◆ **Prompt**
Copy every line of the following data that includes the string "legend".

◆ **Record set**
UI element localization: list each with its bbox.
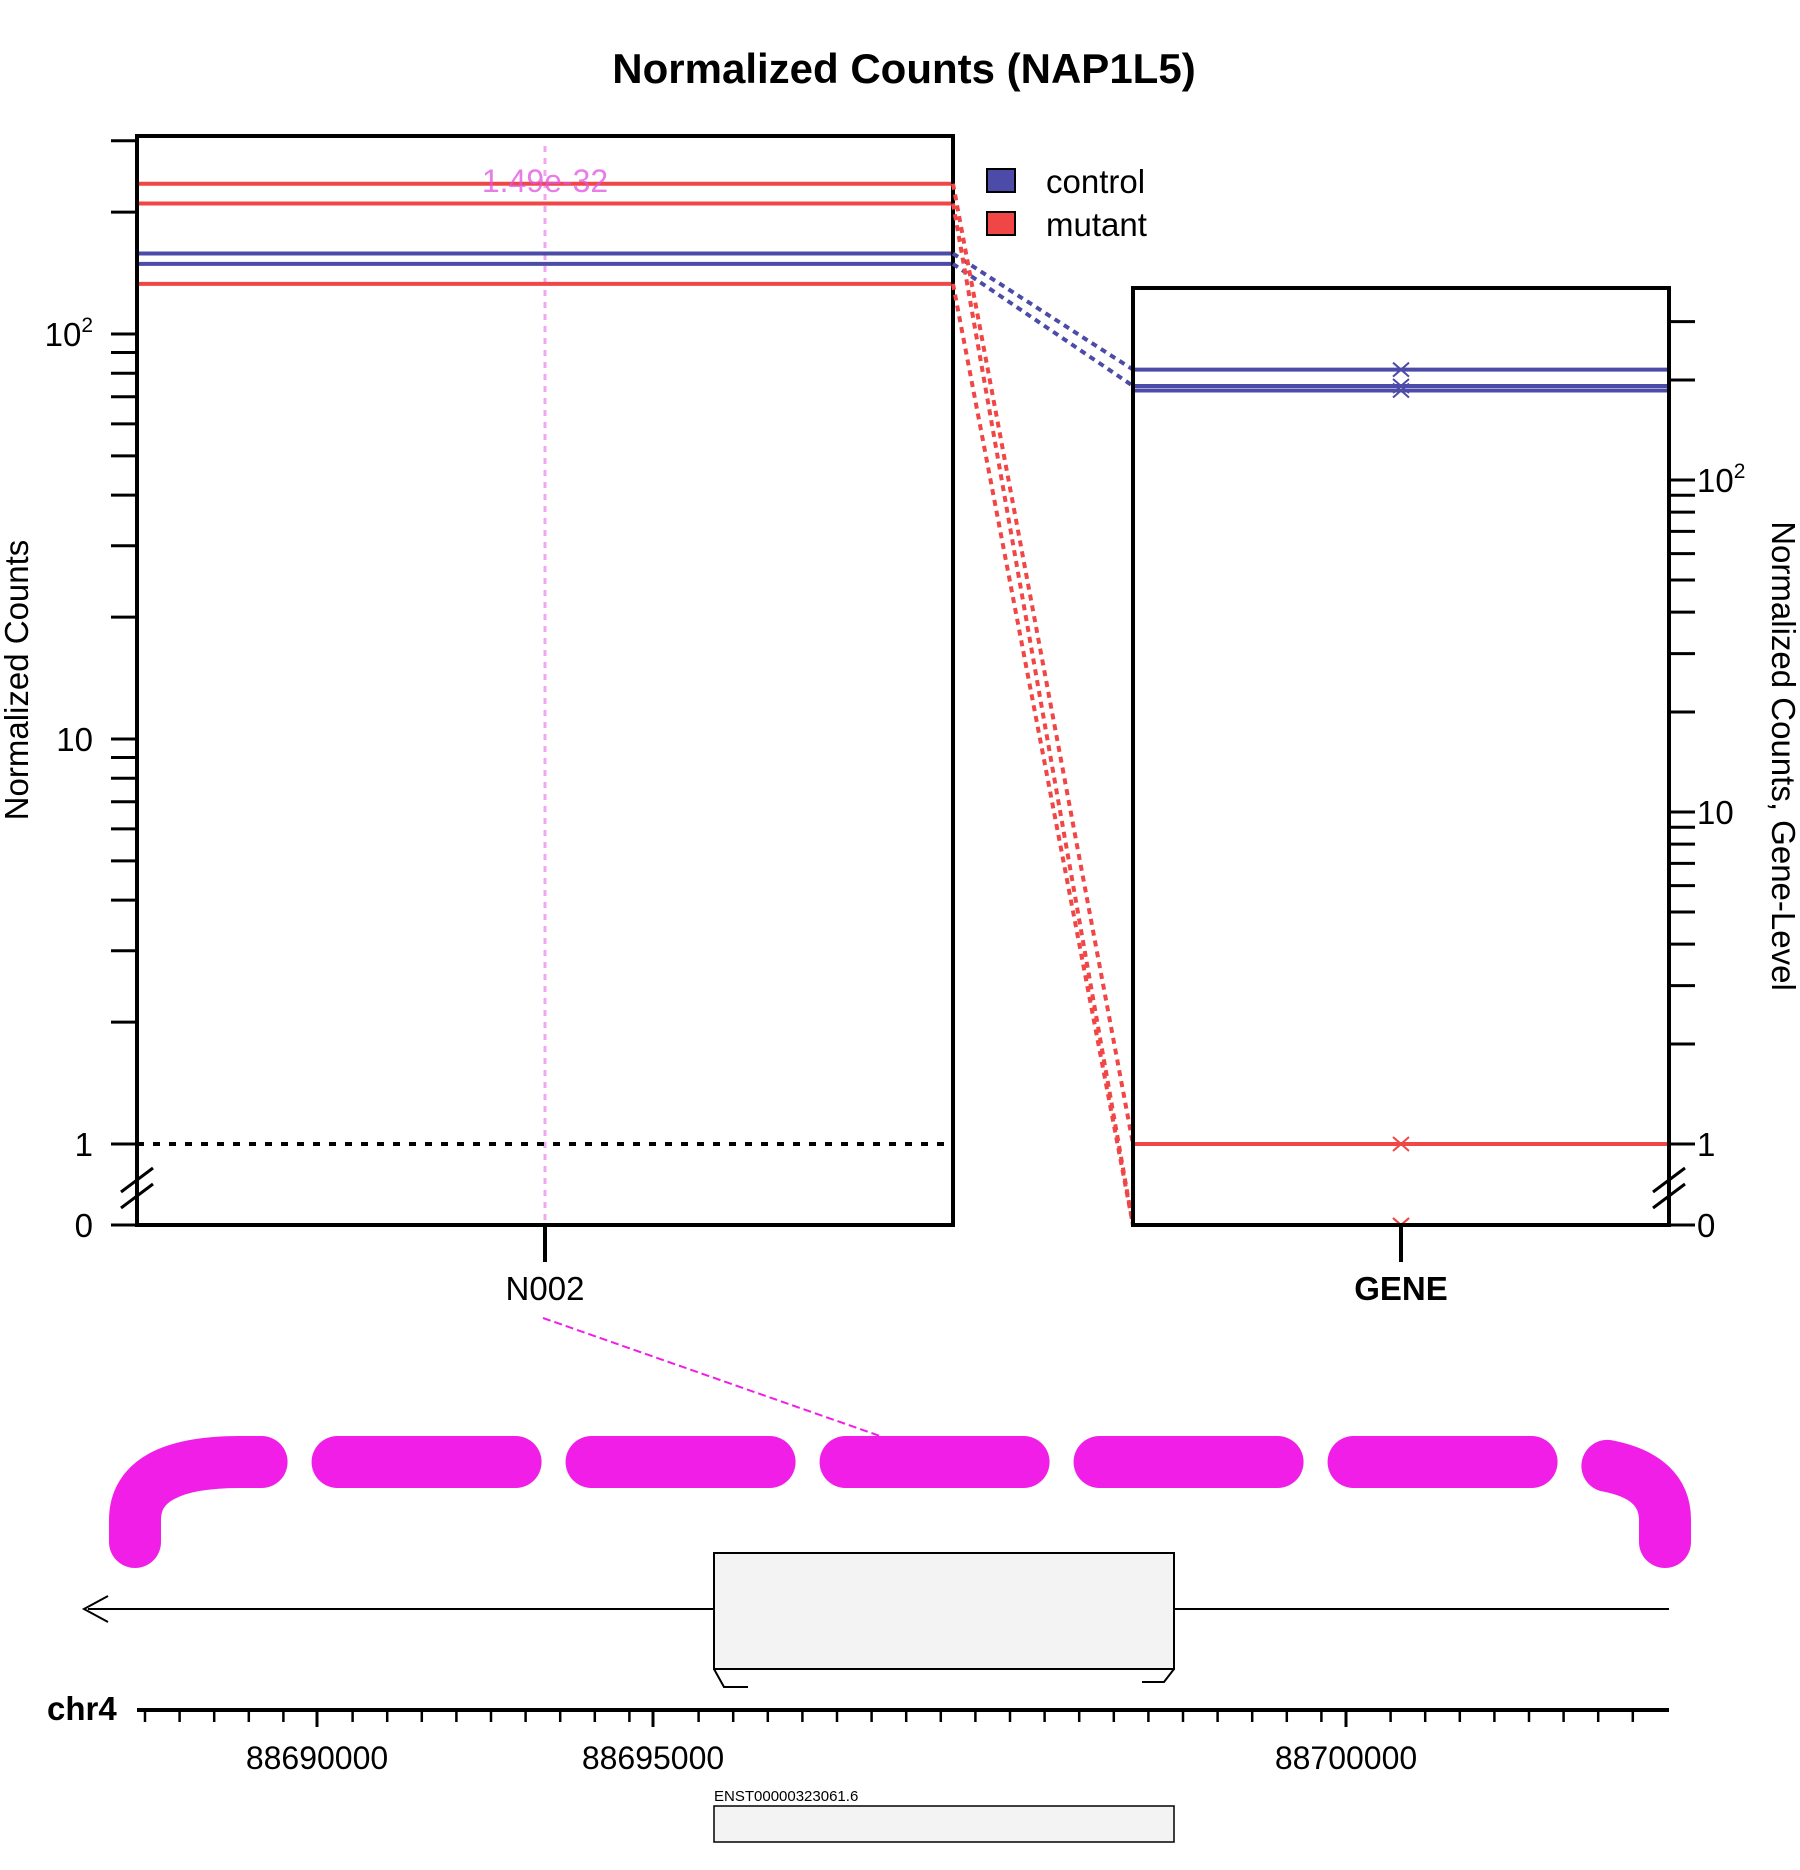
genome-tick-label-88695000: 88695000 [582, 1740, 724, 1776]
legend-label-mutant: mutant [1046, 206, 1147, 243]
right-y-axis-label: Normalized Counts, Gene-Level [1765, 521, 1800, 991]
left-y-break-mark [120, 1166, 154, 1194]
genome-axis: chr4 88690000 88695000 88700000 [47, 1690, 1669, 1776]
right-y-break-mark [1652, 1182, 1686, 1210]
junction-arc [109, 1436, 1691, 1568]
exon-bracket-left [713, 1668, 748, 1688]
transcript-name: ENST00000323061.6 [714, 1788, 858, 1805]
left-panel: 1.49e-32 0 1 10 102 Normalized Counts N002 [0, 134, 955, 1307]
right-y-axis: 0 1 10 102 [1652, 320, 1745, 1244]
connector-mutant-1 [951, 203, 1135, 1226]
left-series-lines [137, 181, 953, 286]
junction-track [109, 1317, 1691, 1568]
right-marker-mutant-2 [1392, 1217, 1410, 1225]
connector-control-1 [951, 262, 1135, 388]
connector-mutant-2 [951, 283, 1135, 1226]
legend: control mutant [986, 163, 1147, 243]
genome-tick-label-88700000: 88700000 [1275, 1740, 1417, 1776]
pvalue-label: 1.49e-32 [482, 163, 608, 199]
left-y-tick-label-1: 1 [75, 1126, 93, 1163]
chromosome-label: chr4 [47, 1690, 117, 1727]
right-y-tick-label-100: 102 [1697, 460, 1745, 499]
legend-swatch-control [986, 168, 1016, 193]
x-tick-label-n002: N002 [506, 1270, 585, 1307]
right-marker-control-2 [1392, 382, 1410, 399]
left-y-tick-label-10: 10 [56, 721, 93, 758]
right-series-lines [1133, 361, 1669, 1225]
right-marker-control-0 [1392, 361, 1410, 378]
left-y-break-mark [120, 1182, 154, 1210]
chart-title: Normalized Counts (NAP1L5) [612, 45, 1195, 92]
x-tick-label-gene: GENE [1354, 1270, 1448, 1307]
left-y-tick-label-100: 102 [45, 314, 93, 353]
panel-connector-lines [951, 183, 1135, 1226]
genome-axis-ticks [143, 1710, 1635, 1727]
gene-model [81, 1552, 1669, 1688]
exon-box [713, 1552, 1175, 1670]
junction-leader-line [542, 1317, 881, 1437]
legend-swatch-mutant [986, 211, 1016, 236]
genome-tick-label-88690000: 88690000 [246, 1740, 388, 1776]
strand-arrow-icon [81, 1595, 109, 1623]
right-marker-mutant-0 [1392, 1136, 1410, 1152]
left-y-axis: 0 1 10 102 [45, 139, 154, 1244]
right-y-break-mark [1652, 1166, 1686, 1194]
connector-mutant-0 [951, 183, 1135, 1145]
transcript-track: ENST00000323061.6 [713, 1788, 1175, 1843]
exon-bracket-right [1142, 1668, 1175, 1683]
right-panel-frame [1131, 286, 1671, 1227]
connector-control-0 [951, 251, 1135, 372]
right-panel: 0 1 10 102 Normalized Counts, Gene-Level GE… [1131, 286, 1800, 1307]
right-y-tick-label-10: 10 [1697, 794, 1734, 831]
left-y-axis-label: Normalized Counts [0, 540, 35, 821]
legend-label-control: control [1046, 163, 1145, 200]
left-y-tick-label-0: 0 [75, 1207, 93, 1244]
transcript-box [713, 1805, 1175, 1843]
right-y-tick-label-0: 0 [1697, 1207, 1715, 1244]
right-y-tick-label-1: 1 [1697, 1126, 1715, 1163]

◆ **Answer box**
legend-label-mutant: mutant [1046, 206, 1147, 243]
legend: control mutant [986, 163, 1147, 243]
legend-swatch-control [986, 168, 1016, 193]
legend-swatch-mutant [986, 211, 1016, 236]
legend-label-control: control [1046, 163, 1145, 200]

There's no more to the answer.